- _WORK INSTRUCTIONS_:
Print the entries that appear below, exactly as written and without their pictures.

[Items from a dataset]

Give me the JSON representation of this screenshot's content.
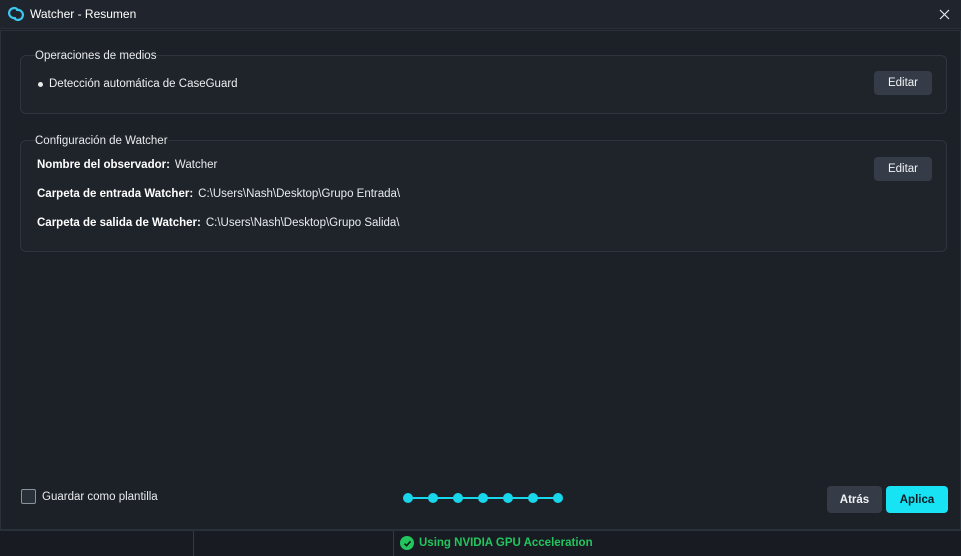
{
  "window": {
    "title": "Watcher - Resumen",
    "logo_icon": "caseguard-logo-icon",
    "close_icon": "close-icon"
  },
  "media_operations": {
    "title": "Operaciones de medios",
    "items": [
      "Detección automática de CaseGuard"
    ],
    "edit_label": "Editar"
  },
  "watcher_config": {
    "title": "Configuración de Watcher",
    "edit_label": "Editar",
    "fields": [
      {
        "label": "Nombre del observador:",
        "value": "Watcher"
      },
      {
        "label": "Carpeta de entrada Watcher:",
        "value": "C:\\Users\\Nash\\Desktop\\Grupo Entrada\\"
      },
      {
        "label": "Carpeta de salida de Watcher:",
        "value": "C:\\Users\\Nash\\Desktop\\Grupo Salida\\"
      }
    ]
  },
  "footer": {
    "save_template_label": "Guardar como plantilla",
    "save_template_checked": false,
    "steps_total": 7,
    "steps_completed": 7,
    "back_label": "Atrás",
    "apply_label": "Aplica"
  },
  "statusbar": {
    "gpu_message": "Using NVIDIA GPU Acceleration",
    "status_icon": "check-circle-icon"
  },
  "colors": {
    "accent": "#17e3f5",
    "status_ok": "#22c55e",
    "background": "#1c2128",
    "button": "#353c47"
  }
}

- _REPLY_:
Give me the JSON representation of this screenshot's content.
{
  "window": {
    "title": "Watcher - Resumen",
    "logo_icon": "caseguard-logo-icon",
    "close_icon": "close-icon"
  },
  "media_operations": {
    "title": "Operaciones de medios",
    "items": [
      "Detección automática de CaseGuard"
    ],
    "edit_label": "Editar"
  },
  "watcher_config": {
    "title": "Configuración de Watcher",
    "edit_label": "Editar",
    "fields": [
      {
        "label": "Nombre del observador:",
        "value": "Watcher"
      },
      {
        "label": "Carpeta de entrada Watcher:",
        "value": "C:\\Users\\Nash\\Desktop\\Grupo Entrada\\"
      },
      {
        "label": "Carpeta de salida de Watcher:",
        "value": "C:\\Users\\Nash\\Desktop\\Grupo Salida\\"
      }
    ]
  },
  "footer": {
    "save_template_label": "Guardar como plantilla",
    "save_template_checked": false,
    "steps_total": 7,
    "steps_completed": 7,
    "back_label": "Atrás",
    "apply_label": "Aplica"
  },
  "statusbar": {
    "gpu_message": "Using NVIDIA GPU Acceleration",
    "status_icon": "check-circle-icon"
  },
  "colors": {
    "accent": "#17e3f5",
    "status_ok": "#22c55e",
    "background": "#1c2128",
    "button": "#353c47"
  }
}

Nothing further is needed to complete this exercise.